Task requirements: Give back each entry unchanged, minus pictures.

◆ ◆ ◆ ◆ ◆

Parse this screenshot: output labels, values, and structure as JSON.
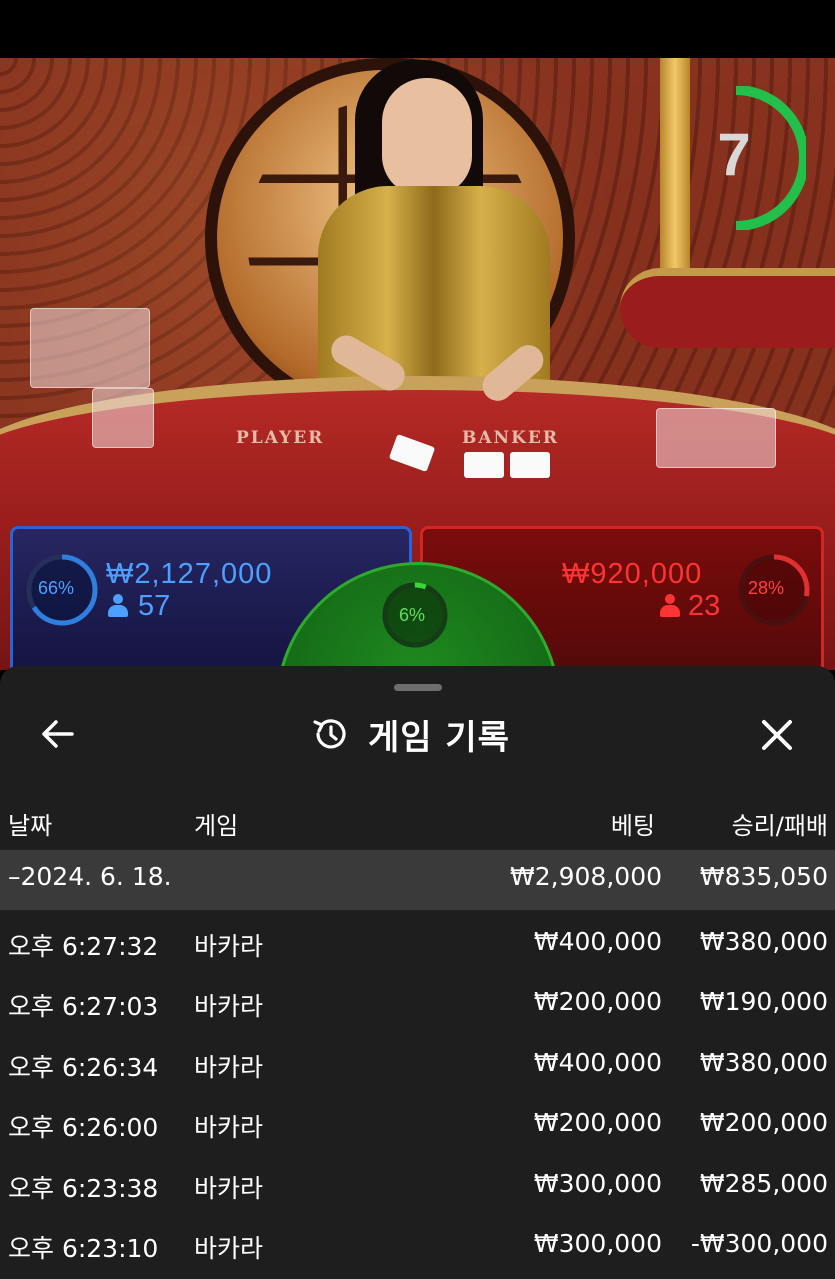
{
  "timer": {
    "value": "7",
    "fraction_remaining": 0.5
  },
  "table_labels": {
    "player": "PLAYER",
    "banker": "BANKER"
  },
  "bets": {
    "player": {
      "percent": "66%",
      "amount": "₩2,127,000",
      "count": "57",
      "color": "#2b64d6"
    },
    "tie": {
      "percent": "6%",
      "color": "#2eaa2e"
    },
    "banker": {
      "percent": "28%",
      "amount": "₩920,000",
      "count": "23",
      "color": "#d42424"
    }
  },
  "panel": {
    "title": "게임 기록",
    "icons": {
      "back": "arrow-left-icon",
      "history": "history-icon",
      "close": "close-icon"
    },
    "columns": {
      "date": "날짜",
      "game": "게임",
      "bet": "베팅",
      "result": "승리/패배"
    },
    "date_row": {
      "label": "–2024. 6. 18.",
      "bet": "₩2,908,000",
      "result": "₩835,050"
    },
    "rows": [
      {
        "time": "오후 6:27:32",
        "game": "바카라",
        "bet": "₩400,000",
        "result": "₩380,000"
      },
      {
        "time": "오후 6:27:03",
        "game": "바카라",
        "bet": "₩200,000",
        "result": "₩190,000"
      },
      {
        "time": "오후 6:26:34",
        "game": "바카라",
        "bet": "₩400,000",
        "result": "₩380,000"
      },
      {
        "time": "오후 6:26:00",
        "game": "바카라",
        "bet": "₩200,000",
        "result": "₩200,000"
      },
      {
        "time": "오후 6:23:38",
        "game": "바카라",
        "bet": "₩300,000",
        "result": "₩285,000"
      },
      {
        "time": "오후 6:23:10",
        "game": "바카라",
        "bet": "₩300,000",
        "result": "-₩300,000"
      }
    ]
  }
}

◆ ◆ ◆ ◆ ◆

Written solution:
Parse this screenshot: output labels, values, and structure as JSON.
{
  "timer": {
    "value": "7",
    "fraction_remaining": 0.5
  },
  "table_labels": {
    "player": "PLAYER",
    "banker": "BANKER"
  },
  "bets": {
    "player": {
      "percent": "66%",
      "amount": "₩2,127,000",
      "count": "57",
      "color": "#2b64d6"
    },
    "tie": {
      "percent": "6%",
      "color": "#2eaa2e"
    },
    "banker": {
      "percent": "28%",
      "amount": "₩920,000",
      "count": "23",
      "color": "#d42424"
    }
  },
  "panel": {
    "title": "게임 기록",
    "icons": {
      "back": "arrow-left-icon",
      "history": "history-icon",
      "close": "close-icon"
    },
    "columns": {
      "date": "날짜",
      "game": "게임",
      "bet": "베팅",
      "result": "승리/패배"
    },
    "date_row": {
      "label": "–2024. 6. 18.",
      "bet": "₩2,908,000",
      "result": "₩835,050"
    },
    "rows": [
      {
        "time": "오후 6:27:32",
        "game": "바카라",
        "bet": "₩400,000",
        "result": "₩380,000"
      },
      {
        "time": "오후 6:27:03",
        "game": "바카라",
        "bet": "₩200,000",
        "result": "₩190,000"
      },
      {
        "time": "오후 6:26:34",
        "game": "바카라",
        "bet": "₩400,000",
        "result": "₩380,000"
      },
      {
        "time": "오후 6:26:00",
        "game": "바카라",
        "bet": "₩200,000",
        "result": "₩200,000"
      },
      {
        "time": "오후 6:23:38",
        "game": "바카라",
        "bet": "₩300,000",
        "result": "₩285,000"
      },
      {
        "time": "오후 6:23:10",
        "game": "바카라",
        "bet": "₩300,000",
        "result": "-₩300,000"
      }
    ]
  }
}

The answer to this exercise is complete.